== ФРАГМЕНТ СТРАНИЦЫ ==
○ ○ ○ ○ ○ ○ ○
2 февраля 1656 года в Мазовии Александр Полубенский своей хоругвью перешел на сторону законного польского короля Яна Казимира, вернувшего из Силезии в Польшу. Полубенский 14 февраля в Брянске на Подляшье присоединился с отрядами конфедератов под командованием воеводы витебского Павла Яна Сапеги.

В марте 1656 года Александр Полубенский во главе литовского авангарда был отправлен новым великим гетманом литовским Павлом Сапегой из Подляшья на помощь польским войскам, сражавшимся против шведских оккупантов на территории Польши. Александр Полубенский с корпусом прибыл в Малопольшу, где вступил в Тышковецкую конфедерацию. Под командованием Павла Яна Сапеги Александр Полубенский участвовал в блокаде шведской армии в междуречье Вислы и Сана.

В июле 1656 году князь Александр Полубенский участвовал в трехдневной битве со шведской армией под Варшавой, где командовал конным полком, в состав которого находилось девять хоругвей. В октябре 1656 году полк А. Полубенского вошёл в состав дивизии под командованием польного гетмана литовского Винцента Гонсевского и участвовал в военной кампании в Восточной Пруссии, где принимал участие в битвах под Простками и Филиповым. В конце 1656 — начале 1657 года участвовал в осаде города Тыкоцина в Подляшье, где находился шведский гарнизон. 26 января 1657 года командовал гусарами при штурме города, который был взят штурмом.
○ ○ ○ ○ ○ ○ ○
(Перечни элементов и областей)
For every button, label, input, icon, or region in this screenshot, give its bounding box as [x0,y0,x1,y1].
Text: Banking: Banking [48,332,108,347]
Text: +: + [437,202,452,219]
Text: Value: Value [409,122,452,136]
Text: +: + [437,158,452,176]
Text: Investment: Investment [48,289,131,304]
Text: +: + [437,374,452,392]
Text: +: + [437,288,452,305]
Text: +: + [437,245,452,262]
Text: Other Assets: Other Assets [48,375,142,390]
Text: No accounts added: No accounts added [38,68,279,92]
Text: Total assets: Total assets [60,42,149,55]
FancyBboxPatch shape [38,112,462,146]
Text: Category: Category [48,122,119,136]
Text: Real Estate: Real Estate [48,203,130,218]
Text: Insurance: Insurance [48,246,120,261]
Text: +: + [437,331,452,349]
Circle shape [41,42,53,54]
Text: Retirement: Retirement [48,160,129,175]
○ ○ ○ ○ ○ ○ ○
== ЧТО НУЖНО СДЕЛАТЬ ==
A. Оформите строки перечня (не текста) в виде массива JSON со строковыми значениями: всё от самой первой строки перечня и вниз до строки с "Text: +: + [437,331,452,349]" включительно, по одному значению на строку, пустые строки пропустите.
B. Подхватите рассказ о походах Александра Полубенского и продолжите его сразу после последнего предложения.

== ОТВЕТЫ К ЗАДАНИЯМ ==
A.
[
  "For every button, label, input, icon, or region in this screenshot, give its bounding box as [x0,y0,x1,y1].",
  "Text: Banking: Banking [48,332,108,347]",
  "Text: +: + [437,202,452,219]",
  "Text: Value: Value [409,122,452,136]",
  "Text: +: + [437,158,452,176]",
  "Text: Investment: Investment [48,289,131,304]",
  "Text: +: + [437,374,452,392]",
  "Text: +: + [437,288,452,305]",
  "Text: +: + [437,245,452,262]",
  "Text: Other Assets: Other Assets [48,375,142,390]",
  "Text: No accounts added: No accounts added [38,68,279,92]",
  "Text: Total assets: Total assets [60,42,149,55]",
  "FancyBboxPatch shape [38,112,462,146]",
  "Text: Category: Category [48,122,119,136]",
  "Text: Real Estate: Real Estate [48,203,130,218]",
  "Text: Insurance: Insurance [48,246,120,261]",
  "Text: +: + [437,331,452,349]"
]

B.
Летом 1657 года Александр Полубенский с конным отрядом (3 тыс. чел.) был отправлен Павлом Сапегой на соединение со Стефаном Чарнецким на Волынь, где участвовал в боях с отступающей трансильванско-казацкой армией Дьердя Ракоци. 23 июля под Чёрным Островом в Подолии Дьёрдь Ракоци был окружен польско-литовскими войсками, разгромлен и капитулировал. Под актом о капитуляции стояла подпись князя Александра Полубенского. В 1657 году благодаря польному писарю коронному Яну Сапеге получил во владение староство слонимское. В течение 1658 года по распоряжению Яна Казимира Вазы князь Александр Полубенский во главе королевского полка находился в Польше. В августе 1658 года получил право на формирование драгунского отряда из 100 конных воинов.

В ноябре 1658 года Александр Полубенский руководил осадой и взятием Минска. Во время военной кампании он взял в плен московского воеводу и многих офицеров. Король Ян Казимир и великий гетман литовский Павел Ян Сапега предоставили Полубенскому право получить за них выкуп из Москвы. В январе 1659 года по королевскому приказу князь Александр Полубенский увёл свою дивизию из Курляндию на юг, чтобы отразить новое нападение русского войска князя Ивана Андреевича Хованского. Командовал королевским полком, драгунским эскадроном, татарской и казацкой хоругвями.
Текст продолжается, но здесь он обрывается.